» **Short exercise**
Identify the lines that contain the word "mathbf", then copy them.

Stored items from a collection
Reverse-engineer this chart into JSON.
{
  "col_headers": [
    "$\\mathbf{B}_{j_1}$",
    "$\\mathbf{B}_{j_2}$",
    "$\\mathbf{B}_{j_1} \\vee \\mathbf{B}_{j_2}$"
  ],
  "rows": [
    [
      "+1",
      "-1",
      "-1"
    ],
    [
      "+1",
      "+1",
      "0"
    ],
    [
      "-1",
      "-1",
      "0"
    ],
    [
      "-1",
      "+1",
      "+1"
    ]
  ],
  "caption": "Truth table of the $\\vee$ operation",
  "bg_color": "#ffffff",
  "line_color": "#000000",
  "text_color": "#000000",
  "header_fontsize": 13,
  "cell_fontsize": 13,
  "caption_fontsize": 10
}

» **Solution for this task**
    "$\\mathbf{B}_{j_1}$",
    "$\\mathbf{B}_{j_2}$",
    "$\\mathbf{B}_{j_1} \\vee \\mathbf{B}_{j_2}$"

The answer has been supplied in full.